Assignment:
Pictures stay out. Everything else in the entries is copied exactly.

Start of Block

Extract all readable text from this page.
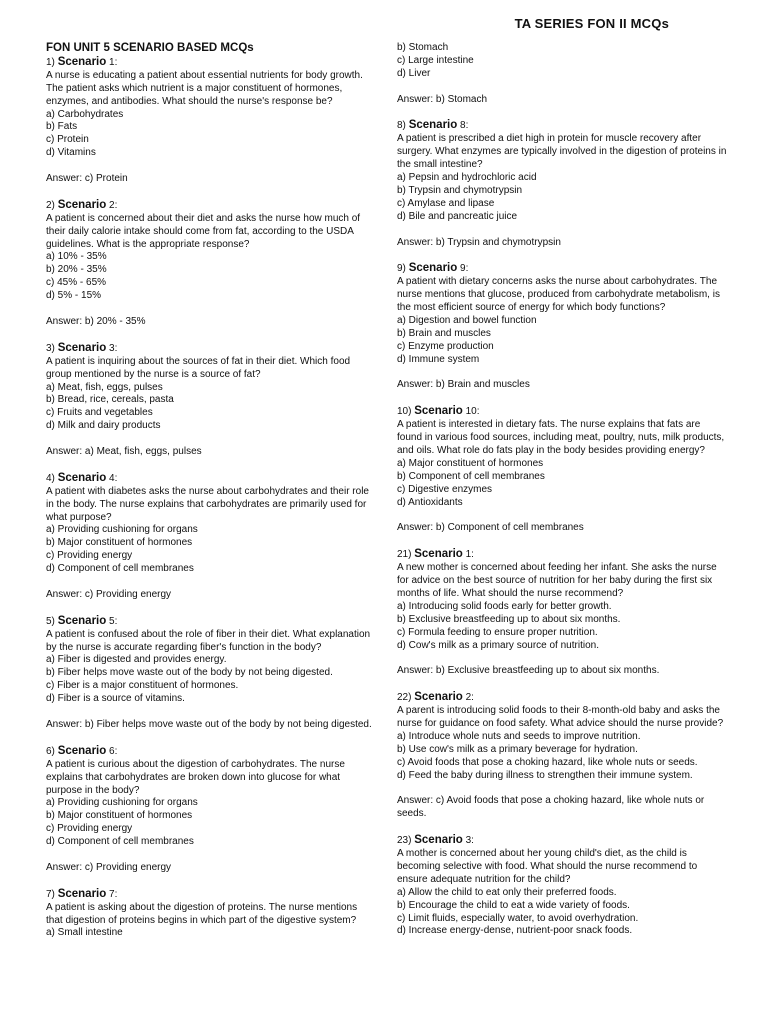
TA SERIES FON II MCQs
FON UNIT 5 SCENARIO BASED MCQs
1) Scenario 1:
A nurse is educating a patient about essential nutrients for body growth. The patient asks which nutrient is a major constituent of hormones, enzymes, and antibodies. What should the nurse's response be?
a) Carbohydrates
b) Fats
c) Protein
d) Vitamins
Answer: c) Protein
2) Scenario 2:
A patient is concerned about their diet and asks the nurse how much of their daily calorie intake should come from fat, according to the USDA guidelines. What is the appropriate response?
a) 10% - 35%
b) 20% - 35%
c) 45% - 65%
d) 5% - 15%
Answer: b) 20% - 35%
3) Scenario 3:
A patient is inquiring about the sources of fat in their diet. Which food group mentioned by the nurse is a source of fat?
a) Meat, fish, eggs, pulses
b) Bread, rice, cereals, pasta
c) Fruits and vegetables
d) Milk and dairy products
Answer: a) Meat, fish, eggs, pulses
4) Scenario 4:
A patient with diabetes asks the nurse about carbohydrates and their role in the body. The nurse explains that carbohydrates are primarily used for what purpose?
a) Providing cushioning for organs
b) Major constituent of hormones
c) Providing energy
d) Component of cell membranes
Answer: c) Providing energy
5) Scenario 5:
A patient is confused about the role of fiber in their diet. What explanation by the nurse is accurate regarding fiber's function in the body?
a) Fiber is digested and provides energy.
b) Fiber helps move waste out of the body by not being digested.
c) Fiber is a major constituent of hormones.
d) Fiber is a source of vitamins.
Answer: b) Fiber helps move waste out of the body by not being digested.
6) Scenario 6:
A patient is curious about the digestion of carbohydrates. The nurse explains that carbohydrates are broken down into glucose for what purpose in the body?
a) Providing cushioning for organs
b) Major constituent of hormones
c) Providing energy
d) Component of cell membranes
Answer: c) Providing energy
7) Scenario 7:
A patient is asking about the digestion of proteins. The nurse mentions that digestion of proteins begins in which part of the digestive system?
a) Small intestine
b) Stomach
c) Large intestine
d) Liver
Answer: b) Stomach
8) Scenario 8:
A patient is prescribed a diet high in protein for muscle recovery after surgery. What enzymes are typically involved in the digestion of proteins in the small intestine?
a) Pepsin and hydrochloric acid
b) Trypsin and chymotrypsin
c) Amylase and lipase
d) Bile and pancreatic juice
Answer: b) Trypsin and chymotrypsin
9) Scenario 9:
A patient with dietary concerns asks the nurse about carbohydrates. The nurse mentions that glucose, produced from carbohydrate metabolism, is the most efficient source of energy for which body functions?
a) Digestion and bowel function
b) Brain and muscles
c) Enzyme production
d) Immune system
Answer: b) Brain and muscles
10) Scenario 10:
A patient is interested in dietary fats. The nurse explains that fats are found in various food sources, including meat, poultry, nuts, milk products, and oils. What role do fats play in the body besides providing energy?
a) Major constituent of hormones
b) Component of cell membranes
c) Digestive enzymes
d) Antioxidants
Answer: b) Component of cell membranes
21) Scenario 1:
A new mother is concerned about feeding her infant. She asks the nurse for advice on the best source of nutrition for her baby during the first six months of life. What should the nurse recommend?
a) Introducing solid foods early for better growth.
b) Exclusive breastfeeding up to about six months.
c) Formula feeding to ensure proper nutrition.
d) Cow's milk as a primary source of nutrition.
Answer: b) Exclusive breastfeeding up to about six months.
22) Scenario 2:
A parent is introducing solid foods to their 8-month-old baby and asks the nurse for guidance on food safety. What advice should the nurse provide?
a) Introduce whole nuts and seeds to improve nutrition.
b) Use cow's milk as a primary beverage for hydration.
c) Avoid foods that pose a choking hazard, like whole nuts or seeds.
d) Feed the baby during illness to strengthen their immune system.
Answer: c) Avoid foods that pose a choking hazard, like whole nuts or seeds.
23) Scenario 3:
A mother is concerned about her young child's diet, as the child is becoming selective with food. What should the nurse recommend to ensure adequate nutrition for the child?
a) Allow the child to eat only their preferred foods.
b) Encourage the child to eat a wide variety of foods.
c) Limit fluids, especially water, to avoid overhydration.
d) Increase energy-dense, nutrient-poor snack foods.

End of Block

Response box:
Extract all readable text from this page.
TA SERIES FON II MCQs
FON UNIT 5 SCENARIO BASED MCQs
1) Scenario 1:
A nurse is educating a patient about essential nutrients for body growth. The patient asks which nutrient is a major constituent of hormones, enzymes, and antibodies. What should the nurse's response be?
a) Carbohydrates
b) Fats
c) Protein
d) Vitamins
Answer: c) Protein
2) Scenario 2:
A patient is concerned about their diet and asks the nurse how much of their daily calorie intake should come from fat, according to the USDA guidelines. What is the appropriate response?
a) 10% - 35%
b) 20% - 35%
c) 45% - 65%
d) 5% - 15%
Answer: b) 20% - 35%
3) Scenario 3:
A patient is inquiring about the sources of fat in their diet. Which food group mentioned by the nurse is a source of fat?
a) Meat, fish, eggs, pulses
b) Bread, rice, cereals, pasta
c) Fruits and vegetables
d) Milk and dairy products
Answer: a) Meat, fish, eggs, pulses
4) Scenario 4:
A patient with diabetes asks the nurse about carbohydrates and their role in the body. The nurse explains that carbohydrates are primarily used for what purpose?
a) Providing cushioning for organs
b) Major constituent of hormones
c) Providing energy
d) Component of cell membranes
Answer: c) Providing energy
5) Scenario 5:
A patient is confused about the role of fiber in their diet. What explanation by the nurse is accurate regarding fiber's function in the body?
a) Fiber is digested and provides energy.
b) Fiber helps move waste out of the body by not being digested.
c) Fiber is a major constituent of hormones.
d) Fiber is a source of vitamins.
Answer: b) Fiber helps move waste out of the body by not being digested.
6) Scenario 6:
A patient is curious about the digestion of carbohydrates. The nurse explains that carbohydrates are broken down into glucose for what purpose in the body?
a) Providing cushioning for organs
b) Major constituent of hormones
c) Providing energy
d) Component of cell membranes
Answer: c) Providing energy
7) Scenario 7:
A patient is asking about the digestion of proteins. The nurse mentions that digestion of proteins begins in which part of the digestive system?
a) Small intestine
b) Stomach
c) Large intestine
d) Liver
Answer: b) Stomach
8) Scenario 8:
A patient is prescribed a diet high in protein for muscle recovery after surgery. What enzymes are typically involved in the digestion of proteins in the small intestine?
a) Pepsin and hydrochloric acid
b) Trypsin and chymotrypsin
c) Amylase and lipase
d) Bile and pancreatic juice
Answer: b) Trypsin and chymotrypsin
9) Scenario 9:
A patient with dietary concerns asks the nurse about carbohydrates. The nurse mentions that glucose, produced from carbohydrate metabolism, is the most efficient source of energy for which body functions?
a) Digestion and bowel function
b) Brain and muscles
c) Enzyme production
d) Immune system
Answer: b) Brain and muscles
10) Scenario 10:
A patient is interested in dietary fats. The nurse explains that fats are found in various food sources, including meat, poultry, nuts, milk products, and oils. What role do fats play in the body besides providing energy?
a) Major constituent of hormones
b) Component of cell membranes
c) Digestive enzymes
d) Antioxidants
Answer: b) Component of cell membranes
21) Scenario 1:
A new mother is concerned about feeding her infant. She asks the nurse for advice on the best source of nutrition for her baby during the first six months of life. What should the nurse recommend?
a) Introducing solid foods early for better growth.
b) Exclusive breastfeeding up to about six months.
c) Formula feeding to ensure proper nutrition.
d) Cow's milk as a primary source of nutrition.
Answer: b) Exclusive breastfeeding up to about six months.
22) Scenario 2:
A parent is introducing solid foods to their 8-month-old baby and asks the nurse for guidance on food safety. What advice should the nurse provide?
a) Introduce whole nuts and seeds to improve nutrition.
b) Use cow's milk as a primary beverage for hydration.
c) Avoid foods that pose a choking hazard, like whole nuts or seeds.
d) Feed the baby during illness to strengthen their immune system.
Answer: c) Avoid foods that pose a choking hazard, like whole nuts or seeds.
23) Scenario 3:
A mother is concerned about her young child's diet, as the child is becoming selective with food. What should the nurse recommend to ensure adequate nutrition for the child?
a) Allow the child to eat only their preferred foods.
b) Encourage the child to eat a wide variety of foods.
c) Limit fluids, especially water, to avoid overhydration.
d) Increase energy-dense, nutrient-poor snack foods.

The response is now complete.